** START Record excerpts **

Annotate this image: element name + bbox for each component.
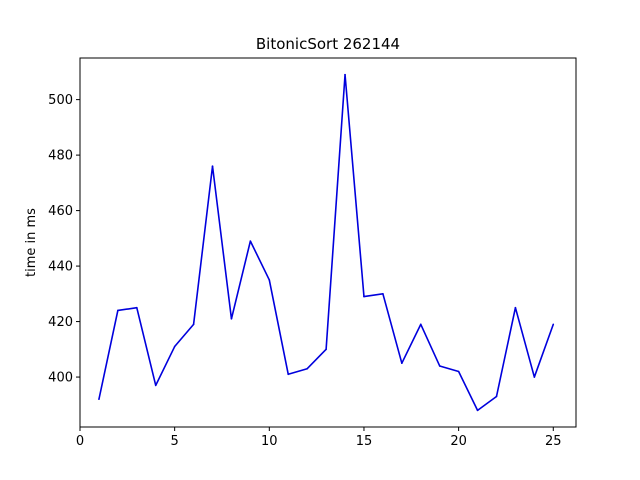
y-tick-label: 480 (48, 149, 73, 164)
data-point (135, 306, 138, 309)
data-point (211, 165, 214, 168)
y-tick-label: 500 (48, 93, 73, 108)
data-point (173, 345, 176, 348)
data-point (117, 309, 119, 312)
data-point (514, 306, 517, 309)
y-tick-label: 440 (48, 260, 73, 275)
data-point (457, 370, 460, 373)
data-point (533, 376, 536, 378)
x-tick-label: 5 (171, 434, 179, 449)
data-point (287, 373, 290, 376)
data-point (154, 384, 157, 387)
y-axis-label: time in ms (24, 208, 39, 277)
y-tick-label: 400 (48, 371, 73, 386)
data-point (552, 323, 555, 326)
y-tick-label: 420 (48, 315, 73, 330)
data-point (344, 73, 346, 76)
data-point (192, 323, 195, 326)
data-point (363, 295, 365, 298)
data-point (268, 279, 271, 281)
data-point (476, 409, 479, 412)
x-tick-label: 25 (545, 434, 562, 449)
data-point (325, 348, 327, 351)
data-point (98, 398, 100, 401)
x-tick-label: 10 (261, 434, 278, 449)
data-point (495, 395, 498, 398)
x-tick-label: 15 (356, 434, 373, 449)
chart-title: BitonicSort 262144 (256, 35, 400, 53)
y-tick-label: 460 (48, 204, 73, 219)
axis-ticks: 0 5 10 15 20 25 400 420 440 460 480 500 (48, 93, 561, 449)
data-point (419, 323, 422, 326)
x-tick-label: 20 (450, 434, 467, 449)
data-point (230, 317, 233, 320)
x-tick-label: 0 (76, 434, 84, 449)
data-point (382, 293, 384, 295)
plot-area-frame (79, 57, 577, 428)
data-point (306, 367, 308, 370)
data-point (401, 362, 403, 364)
data-point (438, 365, 441, 367)
series-group (98, 73, 555, 412)
data-point (249, 240, 252, 242)
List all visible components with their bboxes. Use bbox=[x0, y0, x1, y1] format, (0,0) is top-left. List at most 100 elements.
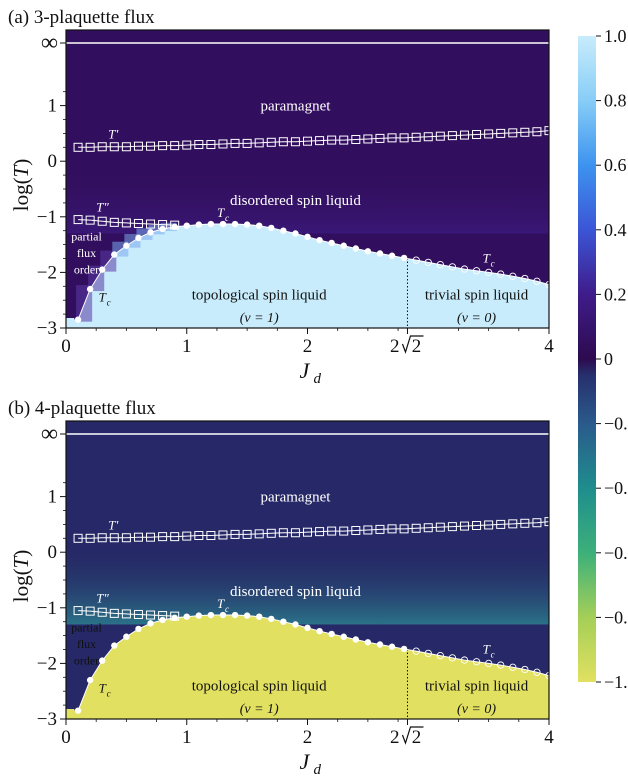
t-prime-marker bbox=[170, 141, 180, 151]
t-prime-line bbox=[78, 521, 550, 539]
t-prime-marker bbox=[230, 138, 240, 148]
tc-filled-marker bbox=[256, 222, 263, 229]
partial-flux-step bbox=[148, 225, 165, 235]
tc-filled-marker bbox=[268, 224, 275, 232]
y-tick-label: −1 bbox=[37, 598, 57, 619]
t-prime-marker bbox=[484, 129, 494, 139]
t-double-prime-marker bbox=[109, 217, 119, 227]
tc-line bbox=[77, 614, 550, 711]
tc-filled-marker bbox=[207, 611, 215, 619]
tc-filled-marker bbox=[268, 615, 275, 623]
label-order: order bbox=[74, 654, 99, 668]
tc-filled-marker bbox=[304, 233, 311, 241]
tc-filled-marker bbox=[219, 611, 227, 619]
tc-filled-marker bbox=[328, 239, 335, 247]
t-prime-marker bbox=[278, 137, 288, 147]
t-prime-marker bbox=[182, 140, 192, 150]
tc-filled-marker bbox=[352, 636, 359, 643]
t-prime-marker bbox=[266, 137, 276, 147]
y-tick-label: 1 bbox=[48, 487, 58, 508]
t-prime-marker bbox=[206, 531, 216, 541]
tc-filled-marker bbox=[171, 614, 178, 622]
t-prime-marker bbox=[339, 135, 349, 145]
colorbar-tick-label: −0.8 bbox=[604, 607, 628, 627]
tc-filled-marker bbox=[231, 220, 239, 228]
label-paramagnet: paramagnet bbox=[260, 490, 331, 506]
tc-filled-marker bbox=[256, 613, 263, 620]
x-tick-label: 1 bbox=[182, 727, 192, 748]
colorbar-tick-label: 0 bbox=[604, 349, 613, 369]
tc-line bbox=[77, 223, 550, 320]
t-prime-marker bbox=[387, 133, 397, 143]
t-prime-marker bbox=[230, 529, 240, 539]
tc-open-marker bbox=[436, 651, 444, 660]
label-flux: flux bbox=[77, 637, 96, 651]
tc-open-marker bbox=[521, 665, 529, 674]
label-paramagnet: paramagnet bbox=[260, 99, 331, 115]
t-double-prime-marker bbox=[85, 215, 95, 225]
x-tick-label: 2 bbox=[390, 727, 400, 748]
label-order: order bbox=[74, 263, 99, 277]
t-prime-line bbox=[78, 130, 550, 148]
tc-open-marker bbox=[533, 277, 541, 285]
tc-open-marker bbox=[424, 258, 432, 267]
t-prime-marker bbox=[266, 528, 276, 538]
label-tc: T bbox=[217, 596, 225, 611]
tc-filled-marker bbox=[147, 620, 154, 627]
t-prime-marker bbox=[158, 532, 168, 542]
t-double-prime-marker bbox=[146, 219, 156, 229]
t-prime-marker bbox=[182, 531, 192, 541]
t-double-prime-marker bbox=[73, 606, 83, 616]
t-prime-marker bbox=[387, 524, 397, 534]
tc-open-marker bbox=[412, 256, 420, 264]
t-prime-marker bbox=[459, 130, 469, 140]
sqrt-symbol bbox=[401, 335, 424, 354]
t-double-prime-marker bbox=[121, 609, 131, 619]
t-prime-marker bbox=[423, 523, 433, 533]
tc-open-marker bbox=[484, 659, 493, 668]
t-prime-marker bbox=[242, 138, 252, 148]
y-tick-label: 1 bbox=[48, 96, 58, 117]
t-prime-marker bbox=[435, 131, 445, 141]
t-prime-marker bbox=[206, 140, 216, 150]
t-double-prime-marker bbox=[97, 216, 107, 226]
y-tick-label: −3 bbox=[37, 709, 57, 730]
label-disordered-spin-liquid: disordered spin liquid bbox=[230, 193, 361, 209]
tc-filled-marker bbox=[243, 221, 251, 228]
ordered-region bbox=[66, 224, 549, 328]
label-topological-spin-liquid: topological spin liquid bbox=[192, 288, 327, 304]
tc-filled-marker bbox=[195, 221, 203, 228]
t-double-prime-marker bbox=[133, 609, 143, 619]
x-axis-label: J bbox=[300, 749, 311, 774]
t-prime-marker bbox=[146, 532, 156, 542]
tc-filled-marker bbox=[219, 220, 227, 228]
label-tc-subscript: c bbox=[225, 604, 229, 614]
t-prime-marker bbox=[520, 518, 530, 528]
t-prime-marker bbox=[218, 530, 228, 540]
t-prime-marker bbox=[133, 532, 143, 542]
t-prime-marker bbox=[109, 533, 119, 543]
y-axis-label-var: T bbox=[9, 164, 33, 177]
y-axis-label: log(T) bbox=[9, 550, 33, 603]
tc-filled-marker bbox=[364, 248, 372, 255]
t-prime-marker bbox=[194, 531, 204, 541]
fade-region bbox=[66, 150, 549, 234]
tc-filled-marker bbox=[159, 225, 166, 233]
tc-open-marker bbox=[521, 274, 529, 283]
t-prime-marker bbox=[254, 529, 264, 539]
y-axis-label-part: ) bbox=[9, 550, 33, 557]
y-tick-label: 0 bbox=[48, 542, 58, 563]
tc-filled-marker bbox=[231, 611, 239, 619]
t-prime-marker bbox=[447, 131, 457, 141]
t-prime-marker bbox=[170, 532, 180, 542]
x-tick-label: 2 bbox=[303, 727, 313, 748]
tc-filled-marker bbox=[195, 612, 203, 619]
label-tc-subscript: c bbox=[491, 259, 495, 269]
t-prime-marker bbox=[194, 140, 204, 150]
tc-filled-marker bbox=[74, 707, 82, 714]
ordered-region bbox=[66, 615, 549, 719]
x-tick-label: 0 bbox=[61, 727, 71, 748]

** END Record excerpts **

Give the rows above as a JSON list of strings, one string per line, covering every row. Skip blank lines and leave the pictures out.

[
  "Annotate this image: element name + bbox for each component.",
  "y-tick-label: 480 (48, 149, 73, 164)",
  "data-point (135, 306, 138, 309)",
  "data-point (211, 165, 214, 168)",
  "y-tick-label: 500 (48, 93, 73, 108)",
  "data-point (173, 345, 176, 348)",
  "data-point (117, 309, 119, 312)",
  "data-point (514, 306, 517, 309)",
  "y-tick-label: 440 (48, 260, 73, 275)",
  "data-point (457, 370, 460, 373)",
  "data-point (533, 376, 536, 378)",
  "x-tick-label: 5 (171, 434, 179, 449)",
  "data-point (287, 373, 290, 376)",
  "data-point (154, 384, 157, 387)",
  "y-axis-label: time in ms (24, 208, 39, 277)",
  "y-tick-label: 400 (48, 371, 73, 386)",
  "data-point (552, 323, 555, 326)",
  "y-tick-label: 420 (48, 315, 73, 330)",
  "data-point (344, 73, 346, 76)",
  "data-point (192, 323, 195, 326)",
  "data-point (363, 295, 365, 298)",
  "data-point (268, 279, 271, 281)",
  "data-point (476, 409, 479, 412)",
  "x-tick-label: 25 (545, 434, 562, 449)",
  "data-point (325, 348, 327, 351)",
  "data-point (98, 398, 100, 401)",
  "x-tick-label: 10 (261, 434, 278, 449)",
  "data-point (495, 395, 498, 398)",
  "x-tick-label: 15 (356, 434, 373, 449)",
  "chart-title: BitonicSort 262144 (256, 35, 400, 53)",
  "y-tick-label: 460 (48, 204, 73, 219)",
  "axis-ticks: 0 5 10 15 20 25 400 420 440 460 480 500 (48, 93, 561, 449)",
  "data-point (419, 323, 422, 326)",
  "x-tick-label: 20 (450, 434, 467, 449)",
  "data-point (230, 317, 233, 320)",
  "x-tick-label: 0 (76, 434, 84, 449)",
  "data-point (382, 293, 384, 295)",
  "plot-area-frame (79, 57, 577, 428)",
  "data-point (306, 367, 308, 370)",
  "data-point (401, 362, 403, 364)",
  "data-point (438, 365, 441, 367)",
  "series-group (98, 73, 555, 412)",
  "data-point (249, 240, 252, 242)",
  "List all visible components with their bboxes. Use bbox=[x0, y0, x1, y1] format, (0,0) is top-left. List at most 100 elements.",
  "t-prime-marker bbox=[170, 141, 180, 151]",
  "t-prime-line bbox=[78, 521, 550, 539]",
  "t-prime-marker bbox=[230, 138, 240, 148]",
  "tc-filled-marker bbox=[256, 222, 263, 229]",
  "partial-flux-step bbox=[148, 225, 165, 235]",
  "tc-filled-marker bbox=[268, 224, 275, 232]",
  "y-tick-label: −1 bbox=[37, 598, 57, 619]",
  "t-prime-marker bbox=[484, 129, 494, 139]",
  "t-double-prime-marker bbox=[109, 217, 119, 227]",
  "tc-line bbox=[77, 614, 550, 711]",
  "tc-filled-marker bbox=[207, 611, 215, 619]",
  "tc-filled-marker bbox=[268, 615, 275, 623]",
  "label-order: order bbox=[74, 654, 99, 668]",
  "tc-filled-marker bbox=[304, 233, 311, 241]",
  "tc-filled-marker bbox=[219, 611, 227, 619]",
  "tc-filled-marker bbox=[328, 239, 335, 247]",
  "t-prime-marker bbox=[278, 137, 288, 147]",
  "t-prime-marker bbox=[182, 140, 192, 150]",
  "tc-filled-marker bbox=[352, 636, 359, 643]",
  "t-prime-marker bbox=[266, 137, 276, 147]",
  "y-tick-label: 1 bbox=[48, 487, 58, 508]",
  "t-prime-marker bbox=[206, 531, 216, 541]",
  "tc-filled-marker bbox=[171, 614, 178, 622]",
  "t-prime-marker bbox=[339, 135, 349, 145]",
  "colorbar-tick-label: −0.8 bbox=[604, 607, 628, 627]",
  "tc-filled-marker bbox=[231, 220, 239, 228]",
  "label-paramagnet: paramagnet bbox=[260, 490, 331, 506]",
  "tc-filled-marker bbox=[256, 613, 263, 620]",
  "x-tick-label: 1 bbox=[182, 727, 192, 748]",
  "colorbar-tick-label: 0 bbox=[604, 349, 613, 369]",
  "tc-line bbox=[77, 223, 550, 320]",
  "t-prime-marker bbox=[387, 133, 397, 143]",
  "t-prime-marker bbox=[230, 529, 240, 539]",
  "tc-open-marker bbox=[436, 651, 444, 660]",
  "label-flux: flux bbox=[77, 637, 96, 651]",
  "tc-open-marker bbox=[521, 665, 529, 674]",
  "label-paramagnet: paramagnet bbox=[260, 99, 331, 115]",
  "t-double-prime-marker bbox=[85, 215, 95, 225]",
  "x-tick-label: 2 bbox=[390, 727, 400, 748]",
  "label-order: order bbox=[74, 263, 99, 277]",
  "t-prime-line bbox=[78, 130, 550, 148]",
  "tc-open-marker bbox=[533, 277, 541, 285]",
  "tc-open-marker bbox=[424, 258, 432, 267]",
  "t-prime-marker bbox=[266, 528, 276, 538]",
  "label-tc: T bbox=[217, 596, 225, 611]",
  "tc-filled-marker bbox=[147, 620, 154, 627]",
  "t-prime-marker bbox=[158, 532, 168, 542]",
  "t-double-prime-marker bbox=[146, 219, 156, 229]",
  "t-prime-marker bbox=[182, 531, 192, 541]",
  "t-double-prime-marker bbox=[73, 606, 83, 616]",
  "t-prime-marker bbox=[387, 524, 397, 534]",
  "tc-open-marker bbox=[412, 256, 420, 264]",
  "t-prime-marker bbox=[459, 130, 469, 140]",
  "sqrt-symbol bbox=[401, 335, 424, 354]",
  "t-double-prime-marker bbox=[121, 609, 131, 619]",
  "t-prime-marker bbox=[423, 523, 433, 533]",
  "tc-open-marker bbox=[484, 659, 493, 668]",
  "t-prime-marker bbox=[242, 138, 252, 148]",
  "y-tick-label: 1 bbox=[48, 96, 58, 117]",
  "t-prime-marker bbox=[435, 131, 445, 141]",
  "t-prime-marker bbox=[206, 140, 216, 150]",
  "t-double-prime-marker bbox=[97, 216, 107, 226]",
  "y-tick-label: −3 bbox=[37, 709, 57, 730]",
  "label-disordered-spin-liquid: disordered spin liquid bbox=[230, 193, 361, 209]",
  "tc-filled-marker bbox=[243, 221, 251, 228]",
  "ordered-region bbox=[66, 224, 549, 328]",
  "label-topological-spin-liquid: topological spin liquid bbox=[192, 288, 327, 304]",
  "tc-filled-marker bbox=[195, 221, 203, 228]",
  "t-double-prime-marker bbox=[133, 609, 143, 619]",
  "x-axis-label: J bbox=[300, 749, 311, 774]",
  "t-prime-marker bbox=[146, 532, 156, 542]",
  "tc-filled-marker bbox=[219, 220, 227, 228]",
  "label-tc-subscript: c bbox=[225, 604, 229, 614]",
  "t-prime-marker bbox=[520, 518, 530, 528]",
  "t-prime-marker bbox=[218, 530, 228, 540]",
  "t-prime-marker bbox=[133, 532, 143, 542]",
  "t-prime-marker bbox=[109, 533, 119, 543]",
  "y-axis-label-var: T bbox=[9, 164, 33, 177]",
  "y-axis-label: log(T) bbox=[9, 550, 33, 603]",
  "tc-filled-marker bbox=[364, 248, 372, 255]",
  "t-prime-marker bbox=[194, 531, 204, 541]",
  "fade-region bbox=[66, 150, 549, 234]",
  "tc-filled-marker bbox=[159, 225, 166, 233]",
  "tc-open-marker bbox=[521, 274, 529, 283]",
  "t-prime-marker bbox=[254, 529, 264, 539]",
  "y-axis-label-part: ) bbox=[9, 550, 33, 557]",
  "y-tick-label: 0 bbox=[48, 542, 58, 563]",
  "tc-filled-marker bbox=[231, 611, 239, 619]",
  "t-prime-marker bbox=[447, 131, 457, 141]",
  "t-prime-marker bbox=[170, 532, 180, 542]",
  "x-tick-label: 2 bbox=[303, 727, 313, 748]",
  "tc-filled-marker bbox=[195, 612, 203, 619]",
  "label-tc-subscript: c bbox=[491, 259, 495, 269]",
  "t-prime-marker bbox=[194, 140, 204, 150]",
  "tc-filled-marker bbox=[74, 707, 82, 714]",
  "ordered-region bbox=[66, 615, 549, 719]",
  "x-tick-label: 0 bbox=[61, 727, 71, 748]"
]